>> begin Exercise input

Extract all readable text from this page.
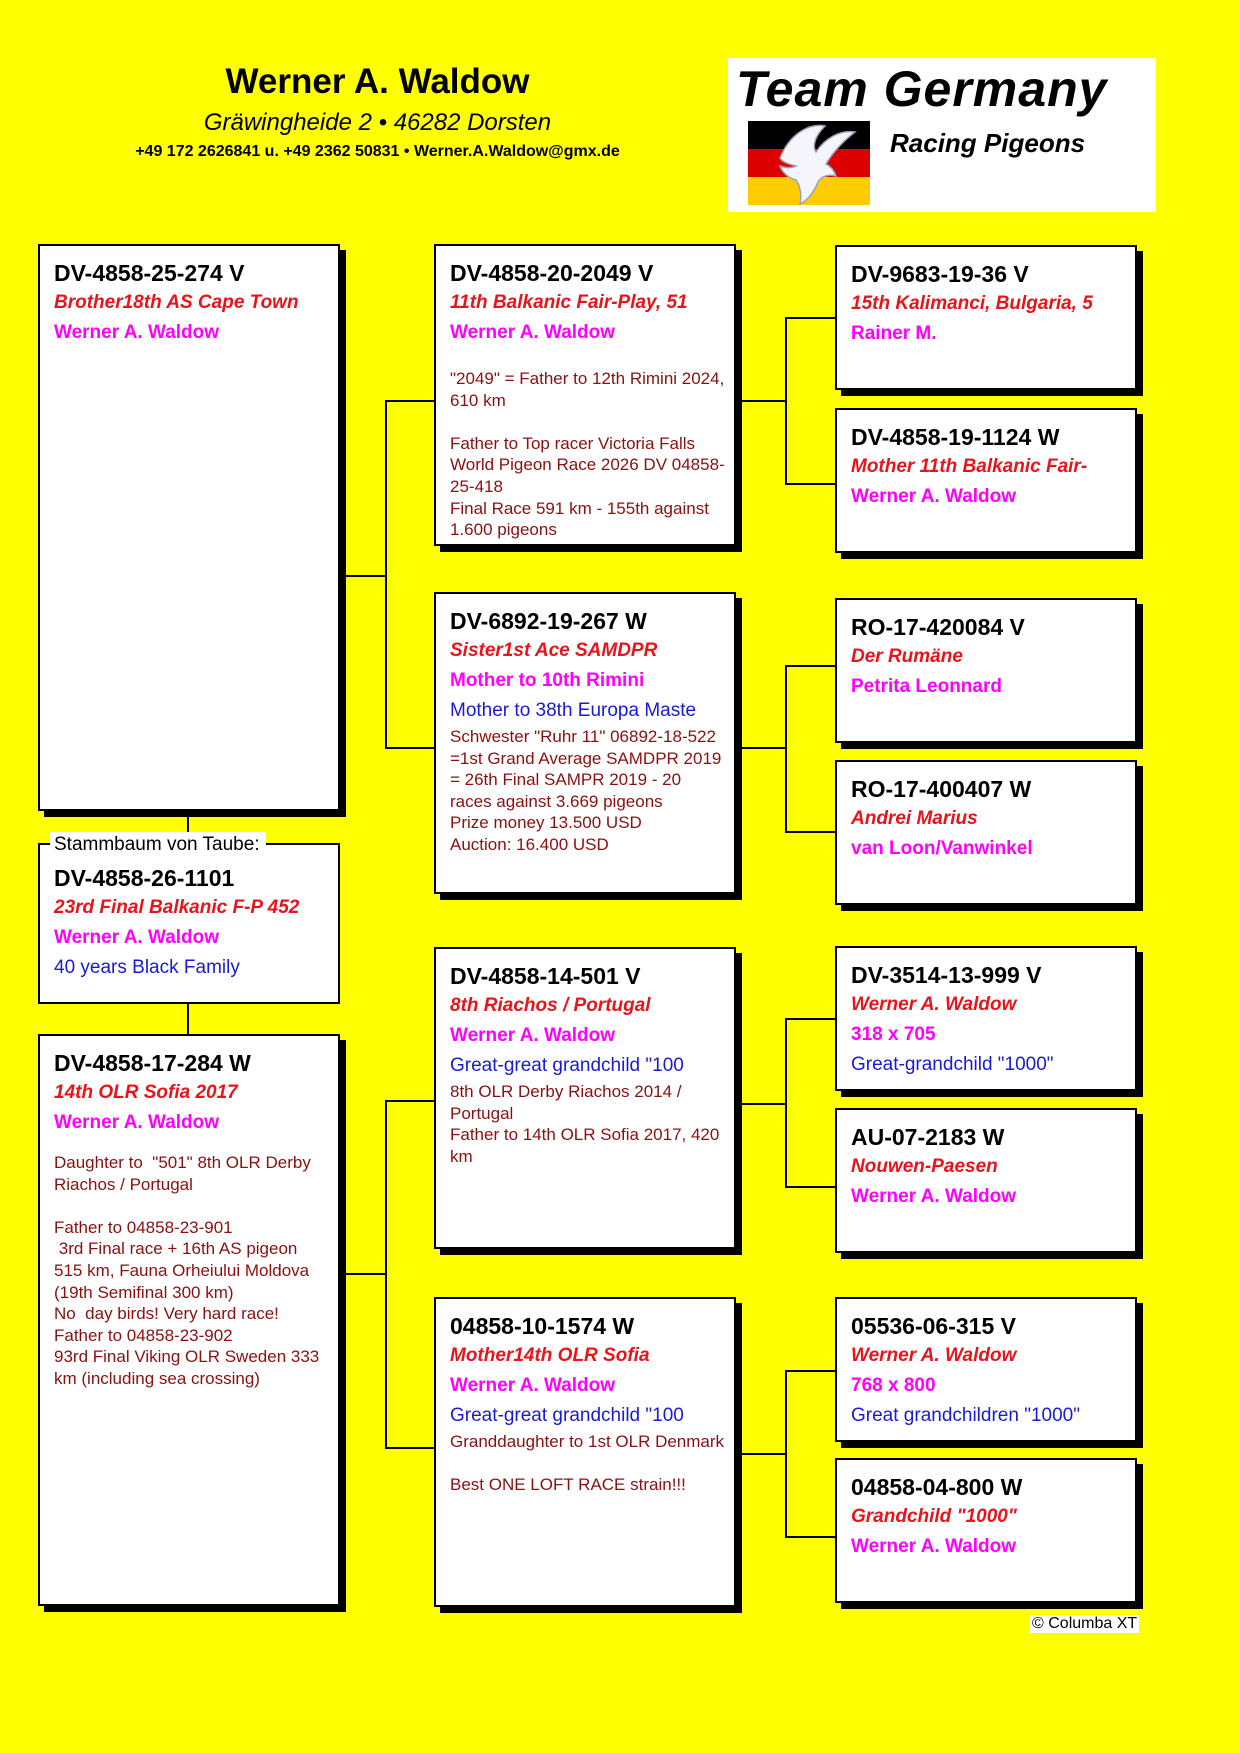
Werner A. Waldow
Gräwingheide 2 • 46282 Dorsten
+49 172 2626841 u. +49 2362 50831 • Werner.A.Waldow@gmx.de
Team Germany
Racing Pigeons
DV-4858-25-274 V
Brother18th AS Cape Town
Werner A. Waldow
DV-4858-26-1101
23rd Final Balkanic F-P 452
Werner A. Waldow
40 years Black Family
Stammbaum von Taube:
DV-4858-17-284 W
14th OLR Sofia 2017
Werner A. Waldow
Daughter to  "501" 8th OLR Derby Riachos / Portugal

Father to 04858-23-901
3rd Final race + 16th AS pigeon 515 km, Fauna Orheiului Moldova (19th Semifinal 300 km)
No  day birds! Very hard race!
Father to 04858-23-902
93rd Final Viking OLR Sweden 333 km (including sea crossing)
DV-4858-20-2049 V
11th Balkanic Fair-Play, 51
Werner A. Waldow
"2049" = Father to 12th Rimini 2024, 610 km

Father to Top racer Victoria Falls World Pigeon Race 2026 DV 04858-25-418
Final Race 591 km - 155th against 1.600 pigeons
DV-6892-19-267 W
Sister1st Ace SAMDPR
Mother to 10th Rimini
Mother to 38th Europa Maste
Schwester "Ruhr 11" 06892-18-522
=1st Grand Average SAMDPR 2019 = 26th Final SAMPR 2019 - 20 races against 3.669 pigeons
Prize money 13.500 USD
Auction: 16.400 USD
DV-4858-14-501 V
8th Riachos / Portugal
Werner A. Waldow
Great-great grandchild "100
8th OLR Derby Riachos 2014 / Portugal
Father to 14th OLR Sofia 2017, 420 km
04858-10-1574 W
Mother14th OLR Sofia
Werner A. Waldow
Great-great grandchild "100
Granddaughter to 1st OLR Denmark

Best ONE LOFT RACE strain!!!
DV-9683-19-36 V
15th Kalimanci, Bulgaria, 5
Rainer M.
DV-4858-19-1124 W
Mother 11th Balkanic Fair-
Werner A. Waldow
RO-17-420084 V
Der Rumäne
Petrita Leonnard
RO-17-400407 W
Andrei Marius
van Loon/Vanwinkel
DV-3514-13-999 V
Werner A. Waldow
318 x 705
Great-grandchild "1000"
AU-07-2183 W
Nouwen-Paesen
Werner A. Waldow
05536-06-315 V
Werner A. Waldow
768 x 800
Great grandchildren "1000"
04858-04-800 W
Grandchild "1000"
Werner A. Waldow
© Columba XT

>> end Exercise input
>> begin Exercise input

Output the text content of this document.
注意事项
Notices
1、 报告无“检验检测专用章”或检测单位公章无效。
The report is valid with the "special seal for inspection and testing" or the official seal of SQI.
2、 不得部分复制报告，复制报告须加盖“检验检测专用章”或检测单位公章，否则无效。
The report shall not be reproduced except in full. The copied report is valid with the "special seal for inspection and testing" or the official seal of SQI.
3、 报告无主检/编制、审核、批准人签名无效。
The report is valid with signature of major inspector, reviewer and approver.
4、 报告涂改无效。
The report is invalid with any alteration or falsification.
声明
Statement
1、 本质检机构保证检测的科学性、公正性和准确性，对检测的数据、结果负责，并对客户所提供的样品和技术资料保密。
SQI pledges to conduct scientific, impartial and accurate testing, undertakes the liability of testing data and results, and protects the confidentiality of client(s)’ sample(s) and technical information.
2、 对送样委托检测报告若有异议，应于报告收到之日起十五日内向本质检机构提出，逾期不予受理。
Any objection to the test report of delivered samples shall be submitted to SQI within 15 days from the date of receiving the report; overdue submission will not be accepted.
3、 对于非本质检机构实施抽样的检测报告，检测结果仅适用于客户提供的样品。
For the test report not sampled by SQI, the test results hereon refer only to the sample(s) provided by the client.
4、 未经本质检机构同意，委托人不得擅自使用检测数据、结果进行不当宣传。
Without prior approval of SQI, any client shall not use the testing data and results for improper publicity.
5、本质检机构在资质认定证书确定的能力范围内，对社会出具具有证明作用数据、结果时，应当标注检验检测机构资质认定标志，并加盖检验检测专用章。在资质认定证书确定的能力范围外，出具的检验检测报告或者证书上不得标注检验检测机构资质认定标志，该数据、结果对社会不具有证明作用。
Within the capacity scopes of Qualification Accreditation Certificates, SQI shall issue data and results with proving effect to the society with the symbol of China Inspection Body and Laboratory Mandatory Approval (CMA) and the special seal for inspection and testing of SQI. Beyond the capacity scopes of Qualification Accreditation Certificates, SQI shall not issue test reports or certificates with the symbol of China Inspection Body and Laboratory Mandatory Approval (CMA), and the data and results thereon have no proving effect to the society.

>> end Exercise input
>> begin Exercise input

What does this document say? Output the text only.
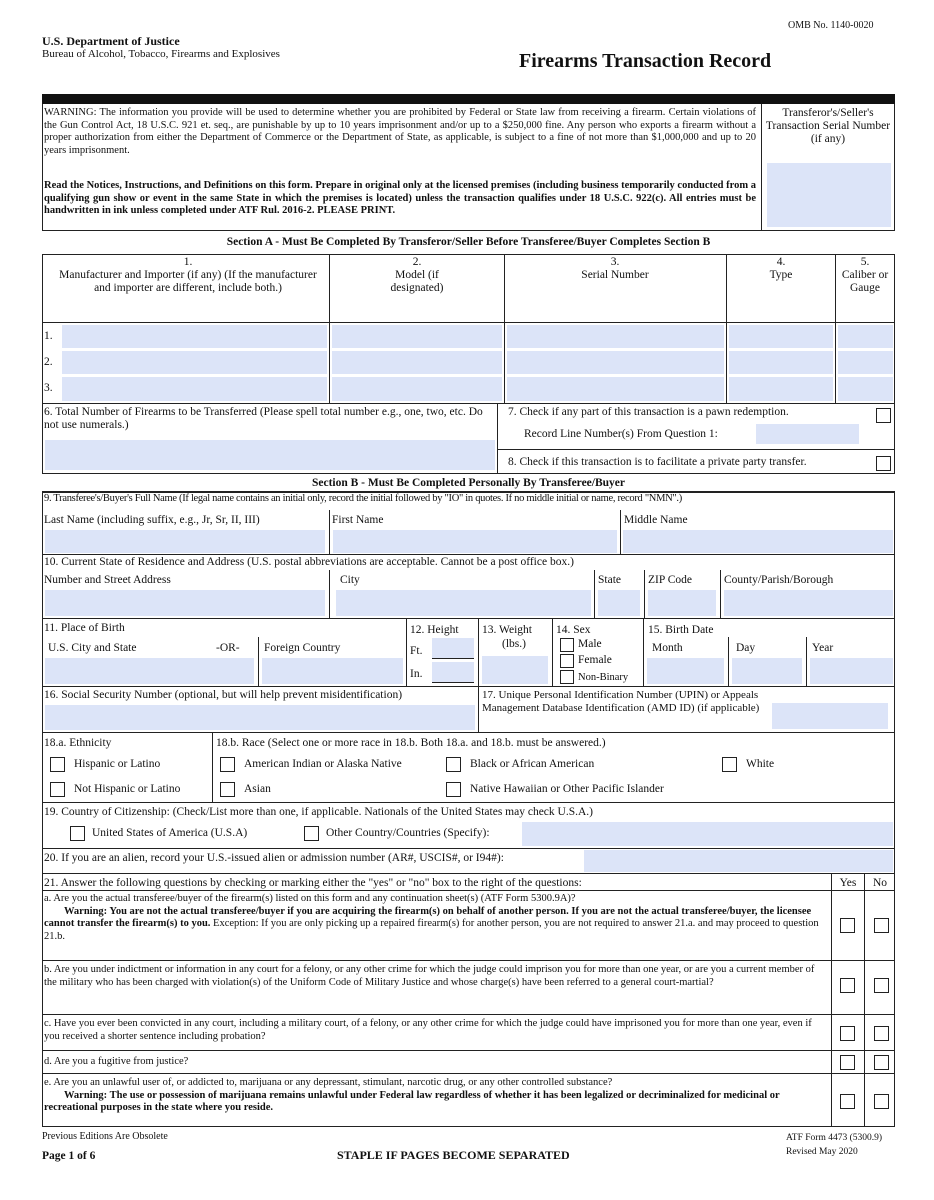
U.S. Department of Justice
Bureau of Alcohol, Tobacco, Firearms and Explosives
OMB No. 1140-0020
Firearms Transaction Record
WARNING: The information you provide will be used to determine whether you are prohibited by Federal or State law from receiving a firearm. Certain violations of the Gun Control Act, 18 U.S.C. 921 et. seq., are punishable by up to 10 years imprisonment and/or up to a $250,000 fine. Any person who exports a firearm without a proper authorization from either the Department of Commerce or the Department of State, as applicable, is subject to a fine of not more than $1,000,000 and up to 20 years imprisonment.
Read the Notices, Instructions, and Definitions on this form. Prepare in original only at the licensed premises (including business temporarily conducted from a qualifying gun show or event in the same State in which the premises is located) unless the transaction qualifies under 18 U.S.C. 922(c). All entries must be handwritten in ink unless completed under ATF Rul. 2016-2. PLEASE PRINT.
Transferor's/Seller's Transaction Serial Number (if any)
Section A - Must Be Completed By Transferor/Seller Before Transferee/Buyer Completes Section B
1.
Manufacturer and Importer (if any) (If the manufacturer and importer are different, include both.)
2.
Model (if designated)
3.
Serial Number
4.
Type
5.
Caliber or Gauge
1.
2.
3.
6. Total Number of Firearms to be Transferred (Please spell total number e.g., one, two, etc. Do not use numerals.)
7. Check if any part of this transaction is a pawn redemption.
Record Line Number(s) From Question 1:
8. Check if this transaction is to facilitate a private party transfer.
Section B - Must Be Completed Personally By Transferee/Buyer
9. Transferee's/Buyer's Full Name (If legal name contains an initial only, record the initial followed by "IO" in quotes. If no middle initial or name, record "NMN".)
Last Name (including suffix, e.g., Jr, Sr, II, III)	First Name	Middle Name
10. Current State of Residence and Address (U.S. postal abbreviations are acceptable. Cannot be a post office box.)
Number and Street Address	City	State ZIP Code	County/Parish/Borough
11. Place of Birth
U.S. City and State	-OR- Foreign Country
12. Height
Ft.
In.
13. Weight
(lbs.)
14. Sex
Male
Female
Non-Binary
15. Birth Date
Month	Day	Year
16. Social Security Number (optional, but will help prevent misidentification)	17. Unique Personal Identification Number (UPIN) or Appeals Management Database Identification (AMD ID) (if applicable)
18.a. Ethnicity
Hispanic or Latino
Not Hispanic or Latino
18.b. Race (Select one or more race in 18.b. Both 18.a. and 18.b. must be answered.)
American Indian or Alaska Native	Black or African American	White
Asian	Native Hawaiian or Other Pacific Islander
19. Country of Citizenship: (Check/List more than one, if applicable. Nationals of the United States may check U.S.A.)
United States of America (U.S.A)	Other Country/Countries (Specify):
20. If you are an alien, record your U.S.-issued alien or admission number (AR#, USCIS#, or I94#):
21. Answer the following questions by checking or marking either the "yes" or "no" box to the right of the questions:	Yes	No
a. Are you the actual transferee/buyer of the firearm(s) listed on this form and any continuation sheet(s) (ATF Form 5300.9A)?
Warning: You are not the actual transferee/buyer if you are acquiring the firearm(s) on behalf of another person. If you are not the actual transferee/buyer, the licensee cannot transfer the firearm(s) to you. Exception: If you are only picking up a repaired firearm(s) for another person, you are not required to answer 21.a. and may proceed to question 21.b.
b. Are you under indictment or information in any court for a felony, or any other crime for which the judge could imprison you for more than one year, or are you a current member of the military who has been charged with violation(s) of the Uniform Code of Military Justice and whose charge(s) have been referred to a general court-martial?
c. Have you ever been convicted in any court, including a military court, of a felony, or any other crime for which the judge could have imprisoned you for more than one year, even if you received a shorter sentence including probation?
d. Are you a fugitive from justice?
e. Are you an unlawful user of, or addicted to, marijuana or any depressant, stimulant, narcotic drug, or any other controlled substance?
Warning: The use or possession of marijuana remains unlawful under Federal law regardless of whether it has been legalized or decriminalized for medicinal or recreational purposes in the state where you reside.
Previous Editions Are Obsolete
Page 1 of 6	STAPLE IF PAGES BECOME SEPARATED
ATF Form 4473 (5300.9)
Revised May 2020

>> end Exercise input

### Short task
Check every line of the listing for the string "Fair" and report how many lines have it, as a number alone.

### Complete output
2